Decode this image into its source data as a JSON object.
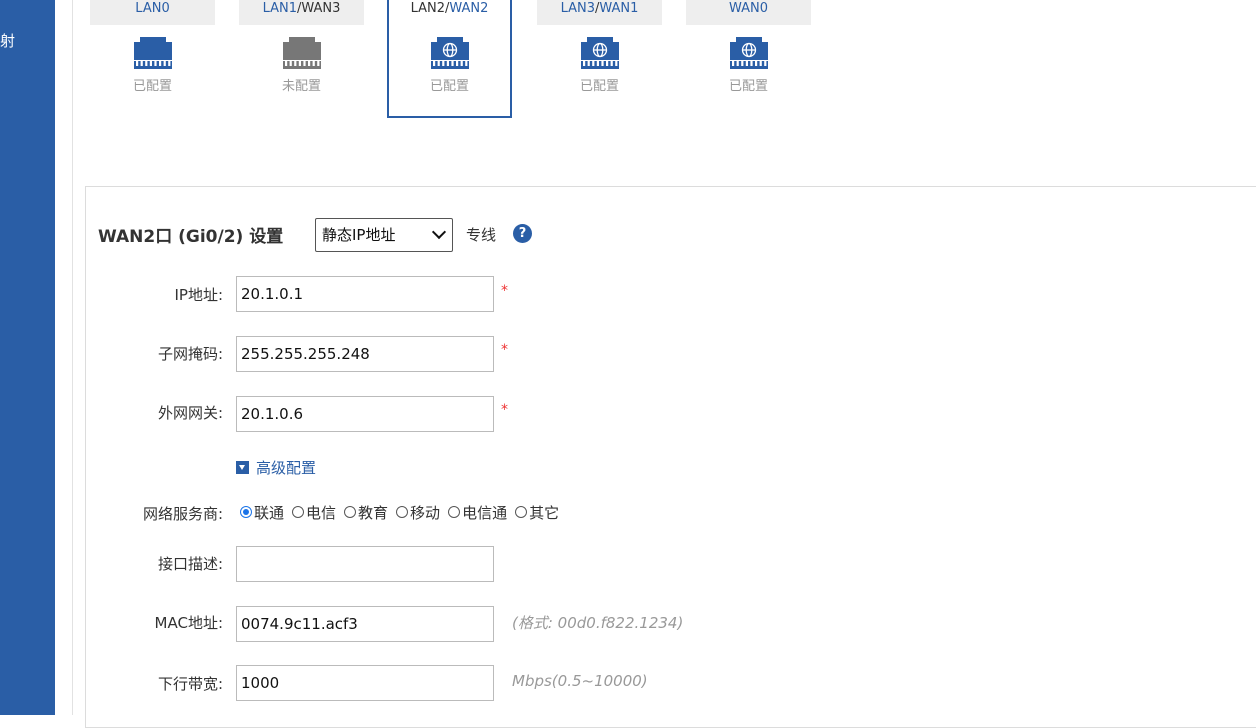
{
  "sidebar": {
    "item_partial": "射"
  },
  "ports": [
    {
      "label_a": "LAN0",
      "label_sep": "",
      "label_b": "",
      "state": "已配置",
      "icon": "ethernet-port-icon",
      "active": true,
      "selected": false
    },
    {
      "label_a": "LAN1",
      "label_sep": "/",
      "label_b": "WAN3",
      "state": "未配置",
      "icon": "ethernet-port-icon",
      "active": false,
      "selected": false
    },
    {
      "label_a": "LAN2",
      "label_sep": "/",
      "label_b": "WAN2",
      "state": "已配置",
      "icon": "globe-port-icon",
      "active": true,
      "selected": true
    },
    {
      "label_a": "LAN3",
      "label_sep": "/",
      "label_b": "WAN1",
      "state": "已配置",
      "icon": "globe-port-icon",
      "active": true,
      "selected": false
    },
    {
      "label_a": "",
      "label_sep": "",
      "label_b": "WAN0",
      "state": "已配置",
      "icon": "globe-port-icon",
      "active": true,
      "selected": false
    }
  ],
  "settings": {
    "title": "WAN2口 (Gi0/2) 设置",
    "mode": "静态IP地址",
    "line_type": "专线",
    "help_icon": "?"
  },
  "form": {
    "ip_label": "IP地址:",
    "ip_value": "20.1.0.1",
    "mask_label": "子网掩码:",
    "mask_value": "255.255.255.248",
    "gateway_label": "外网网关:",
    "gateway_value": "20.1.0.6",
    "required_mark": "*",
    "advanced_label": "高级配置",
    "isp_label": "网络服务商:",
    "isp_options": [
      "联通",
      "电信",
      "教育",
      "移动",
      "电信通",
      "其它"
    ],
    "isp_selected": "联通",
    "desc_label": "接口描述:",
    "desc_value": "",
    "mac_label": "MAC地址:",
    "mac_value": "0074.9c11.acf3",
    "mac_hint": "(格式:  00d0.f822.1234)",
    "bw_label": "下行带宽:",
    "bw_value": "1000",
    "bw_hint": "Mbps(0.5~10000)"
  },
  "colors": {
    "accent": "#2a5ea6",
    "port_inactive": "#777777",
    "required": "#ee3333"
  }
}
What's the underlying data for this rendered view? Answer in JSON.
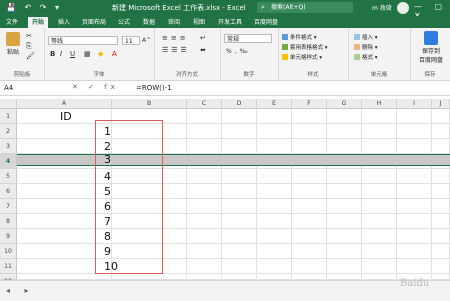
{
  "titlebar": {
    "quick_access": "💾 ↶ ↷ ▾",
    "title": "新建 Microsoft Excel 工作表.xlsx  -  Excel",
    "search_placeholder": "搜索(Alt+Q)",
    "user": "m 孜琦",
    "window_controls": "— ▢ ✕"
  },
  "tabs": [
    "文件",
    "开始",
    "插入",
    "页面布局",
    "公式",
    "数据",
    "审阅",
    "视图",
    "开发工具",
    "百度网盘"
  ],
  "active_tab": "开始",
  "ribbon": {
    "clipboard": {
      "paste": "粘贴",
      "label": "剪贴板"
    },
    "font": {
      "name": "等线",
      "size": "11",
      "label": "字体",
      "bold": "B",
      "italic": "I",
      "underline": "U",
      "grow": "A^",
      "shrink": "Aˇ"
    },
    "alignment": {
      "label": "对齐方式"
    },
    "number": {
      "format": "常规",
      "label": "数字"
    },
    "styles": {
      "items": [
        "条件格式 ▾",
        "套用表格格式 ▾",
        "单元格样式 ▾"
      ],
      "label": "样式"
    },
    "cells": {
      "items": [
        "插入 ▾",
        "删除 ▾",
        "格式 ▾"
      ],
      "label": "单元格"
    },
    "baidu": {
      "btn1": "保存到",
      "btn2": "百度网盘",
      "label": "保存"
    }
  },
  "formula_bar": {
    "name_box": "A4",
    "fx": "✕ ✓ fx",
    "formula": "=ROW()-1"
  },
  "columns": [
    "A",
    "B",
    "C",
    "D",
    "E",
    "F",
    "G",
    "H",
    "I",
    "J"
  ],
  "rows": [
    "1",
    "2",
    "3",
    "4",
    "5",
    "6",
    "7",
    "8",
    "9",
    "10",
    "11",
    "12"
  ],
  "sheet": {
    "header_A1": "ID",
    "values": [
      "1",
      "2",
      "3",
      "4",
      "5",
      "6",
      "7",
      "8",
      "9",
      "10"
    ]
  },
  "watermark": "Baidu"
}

What this task involves
Copy all the entries word for word. Omit any pictures.

Output for this task
Decode this image into its source data as a JSON object.
{
  "sidebar": {
    "item_partial": "射"
  },
  "ports": [
    {
      "label_a": "LAN0",
      "label_sep": "",
      "label_b": "",
      "state": "已配置",
      "icon": "ethernet-port-icon",
      "active": true,
      "selected": false
    },
    {
      "label_a": "LAN1",
      "label_sep": "/",
      "label_b": "WAN3",
      "state": "未配置",
      "icon": "ethernet-port-icon",
      "active": false,
      "selected": false
    },
    {
      "label_a": "LAN2",
      "label_sep": "/",
      "label_b": "WAN2",
      "state": "已配置",
      "icon": "globe-port-icon",
      "active": true,
      "selected": true
    },
    {
      "label_a": "LAN3",
      "label_sep": "/",
      "label_b": "WAN1",
      "state": "已配置",
      "icon": "globe-port-icon",
      "active": true,
      "selected": false
    },
    {
      "label_a": "",
      "label_sep": "",
      "label_b": "WAN0",
      "state": "已配置",
      "icon": "globe-port-icon",
      "active": true,
      "selected": false
    }
  ],
  "settings": {
    "title": "WAN2口 (Gi0/2) 设置",
    "mode": "静态IP地址",
    "line_type": "专线",
    "help_icon": "?"
  },
  "form": {
    "ip_label": "IP地址:",
    "ip_value": "20.1.0.1",
    "mask_label": "子网掩码:",
    "mask_value": "255.255.255.248",
    "gateway_label": "外网网关:",
    "gateway_value": "20.1.0.6",
    "required_mark": "*",
    "advanced_label": "高级配置",
    "isp_label": "网络服务商:",
    "isp_options": [
      "联通",
      "电信",
      "教育",
      "移动",
      "电信通",
      "其它"
    ],
    "isp_selected": "联通",
    "desc_label": "接口描述:",
    "desc_value": "",
    "mac_label": "MAC地址:",
    "mac_value": "0074.9c11.acf3",
    "mac_hint": "(格式:  00d0.f822.1234)",
    "bw_label": "下行带宽:",
    "bw_value": "1000",
    "bw_hint": "Mbps(0.5~10000)"
  },
  "colors": {
    "accent": "#2a5ea6",
    "port_inactive": "#777777",
    "required": "#ee3333"
  }
}
What's the underlying data for this rendered view? Answer in JSON.
{
  "titlebar": {
    "quick_access": "💾 ↶ ↷ ▾",
    "title": "新建 Microsoft Excel 工作表.xlsx  -  Excel",
    "search_placeholder": "搜索(Alt+Q)",
    "user": "m 孜琦",
    "window_controls": "— ▢ ✕"
  },
  "tabs": [
    "文件",
    "开始",
    "插入",
    "页面布局",
    "公式",
    "数据",
    "审阅",
    "视图",
    "开发工具",
    "百度网盘"
  ],
  "active_tab": "开始",
  "ribbon": {
    "clipboard": {
      "paste": "粘贴",
      "label": "剪贴板"
    },
    "font": {
      "name": "等线",
      "size": "11",
      "label": "字体",
      "bold": "B",
      "italic": "I",
      "underline": "U",
      "grow": "A^",
      "shrink": "Aˇ"
    },
    "alignment": {
      "label": "对齐方式"
    },
    "number": {
      "format": "常规",
      "label": "数字"
    },
    "styles": {
      "items": [
        "条件格式 ▾",
        "套用表格格式 ▾",
        "单元格样式 ▾"
      ],
      "label": "样式"
    },
    "cells": {
      "items": [
        "插入 ▾",
        "删除 ▾",
        "格式 ▾"
      ],
      "label": "单元格"
    },
    "baidu": {
      "btn1": "保存到",
      "btn2": "百度网盘",
      "label": "保存"
    }
  },
  "formula_bar": {
    "name_box": "A4",
    "fx": "✕ ✓ fx",
    "formula": "=ROW()-1"
  },
  "columns": [
    "A",
    "B",
    "C",
    "D",
    "E",
    "F",
    "G",
    "H",
    "I",
    "J"
  ],
  "rows": [
    "1",
    "2",
    "3",
    "4",
    "5",
    "6",
    "7",
    "8",
    "9",
    "10",
    "11",
    "12"
  ],
  "sheet": {
    "header_A1": "ID",
    "values": [
      "1",
      "2",
      "3",
      "4",
      "5",
      "6",
      "7",
      "8",
      "9",
      "10"
    ]
  },
  "watermark": "Baidu"
}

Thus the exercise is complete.